Search the entries below for the word "products", then copy each line in which it is found.

------ DATA SUPPLIED

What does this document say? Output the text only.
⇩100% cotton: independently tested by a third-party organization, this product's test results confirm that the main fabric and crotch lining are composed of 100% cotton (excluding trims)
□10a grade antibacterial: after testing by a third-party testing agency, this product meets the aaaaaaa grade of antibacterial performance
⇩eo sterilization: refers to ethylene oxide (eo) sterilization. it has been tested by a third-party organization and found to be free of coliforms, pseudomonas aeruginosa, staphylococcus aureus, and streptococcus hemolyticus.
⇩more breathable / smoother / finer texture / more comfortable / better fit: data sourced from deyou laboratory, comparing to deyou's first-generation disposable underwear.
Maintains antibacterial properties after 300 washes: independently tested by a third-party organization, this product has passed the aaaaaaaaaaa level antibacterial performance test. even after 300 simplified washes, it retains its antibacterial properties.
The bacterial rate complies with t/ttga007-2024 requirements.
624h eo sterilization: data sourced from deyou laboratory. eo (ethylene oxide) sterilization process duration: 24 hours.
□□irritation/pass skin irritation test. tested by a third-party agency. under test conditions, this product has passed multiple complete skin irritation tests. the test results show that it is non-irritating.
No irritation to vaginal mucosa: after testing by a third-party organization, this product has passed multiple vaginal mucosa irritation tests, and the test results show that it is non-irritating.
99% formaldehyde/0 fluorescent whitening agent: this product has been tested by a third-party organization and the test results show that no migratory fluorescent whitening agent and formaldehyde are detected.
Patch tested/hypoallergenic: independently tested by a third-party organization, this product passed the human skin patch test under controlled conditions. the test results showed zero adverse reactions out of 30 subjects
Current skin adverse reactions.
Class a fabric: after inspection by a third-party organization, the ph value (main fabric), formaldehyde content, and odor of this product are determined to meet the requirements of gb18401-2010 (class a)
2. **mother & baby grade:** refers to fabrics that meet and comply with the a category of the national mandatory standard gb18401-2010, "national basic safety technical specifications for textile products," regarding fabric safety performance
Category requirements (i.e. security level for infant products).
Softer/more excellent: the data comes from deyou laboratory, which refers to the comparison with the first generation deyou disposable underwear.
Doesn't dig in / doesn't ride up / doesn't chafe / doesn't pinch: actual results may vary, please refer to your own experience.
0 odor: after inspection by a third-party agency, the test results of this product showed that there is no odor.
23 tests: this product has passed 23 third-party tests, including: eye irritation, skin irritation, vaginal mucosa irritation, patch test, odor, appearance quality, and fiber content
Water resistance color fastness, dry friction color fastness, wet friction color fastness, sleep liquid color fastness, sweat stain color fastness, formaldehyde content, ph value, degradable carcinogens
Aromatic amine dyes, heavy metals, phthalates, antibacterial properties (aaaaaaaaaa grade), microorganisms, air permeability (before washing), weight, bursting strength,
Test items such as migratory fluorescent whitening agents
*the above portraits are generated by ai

------------

SOLVED EXERCISE
2. **mother & baby grade:** refers to fabrics that meet and comply with the a category of the national mandatory standard gb18401-2010, "national basic safety technical specifications for textile products," regarding fabric safety performance
Category requirements (i.e. security level for infant products).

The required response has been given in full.